### SHORT TASK
Output the material below in full, exactly as it is.

[A run of records]
★ ★ ★

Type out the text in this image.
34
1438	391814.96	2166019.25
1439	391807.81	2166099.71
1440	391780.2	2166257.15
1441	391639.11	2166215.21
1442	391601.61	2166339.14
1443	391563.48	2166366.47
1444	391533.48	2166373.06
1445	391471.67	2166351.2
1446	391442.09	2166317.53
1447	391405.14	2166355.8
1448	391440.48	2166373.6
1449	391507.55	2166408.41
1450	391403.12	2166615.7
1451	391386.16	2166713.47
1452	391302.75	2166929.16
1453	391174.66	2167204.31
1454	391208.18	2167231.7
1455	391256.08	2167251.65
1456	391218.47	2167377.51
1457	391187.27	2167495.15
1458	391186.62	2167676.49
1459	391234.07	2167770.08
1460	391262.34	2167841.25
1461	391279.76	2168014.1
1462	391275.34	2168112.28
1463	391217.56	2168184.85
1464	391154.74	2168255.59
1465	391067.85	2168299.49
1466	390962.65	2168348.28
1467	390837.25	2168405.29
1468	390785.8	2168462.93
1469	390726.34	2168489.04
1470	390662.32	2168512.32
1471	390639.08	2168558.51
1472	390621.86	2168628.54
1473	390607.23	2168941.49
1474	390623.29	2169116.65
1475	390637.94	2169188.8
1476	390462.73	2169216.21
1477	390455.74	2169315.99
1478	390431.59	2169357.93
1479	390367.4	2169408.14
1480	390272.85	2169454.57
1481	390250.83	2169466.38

★ ★ ★

### RESPONSE
Type out the text in this image.
34
1438	391814.96	2166019.25
1439	391807.81	2166099.71
1440	391780.2	2166257.15
1441	391639.11	2166215.21
1442	391601.61	2166339.14
1443	391563.48	2166366.47
1444	391533.48	2166373.06
1445	391471.67	2166351.2
1446	391442.09	2166317.53
1447	391405.14	2166355.8
1448	391440.48	2166373.6
1449	391507.55	2166408.41
1450	391403.12	2166615.7
1451	391386.16	2166713.47
1452	391302.75	2166929.16
1453	391174.66	2167204.31
1454	391208.18	2167231.7
1455	391256.08	2167251.65
1456	391218.47	2167377.51
1457	391187.27	2167495.15
1458	391186.62	2167676.49
1459	391234.07	2167770.08
1460	391262.34	2167841.25
1461	391279.76	2168014.1
1462	391275.34	2168112.28
1463	391217.56	2168184.85
1464	391154.74	2168255.59
1465	391067.85	2168299.49
1466	390962.65	2168348.28
1467	390837.25	2168405.29
1468	390785.8	2168462.93
1469	390726.34	2168489.04
1470	390662.32	2168512.32
1471	390639.08	2168558.51
1472	390621.86	2168628.54
1473	390607.23	2168941.49
1474	390623.29	2169116.65
1475	390637.94	2169188.8
1476	390462.73	2169216.21
1477	390455.74	2169315.99
1478	390431.59	2169357.93
1479	390367.4	2169408.14
1480	390272.85	2169454.57
1481	390250.83	2169466.38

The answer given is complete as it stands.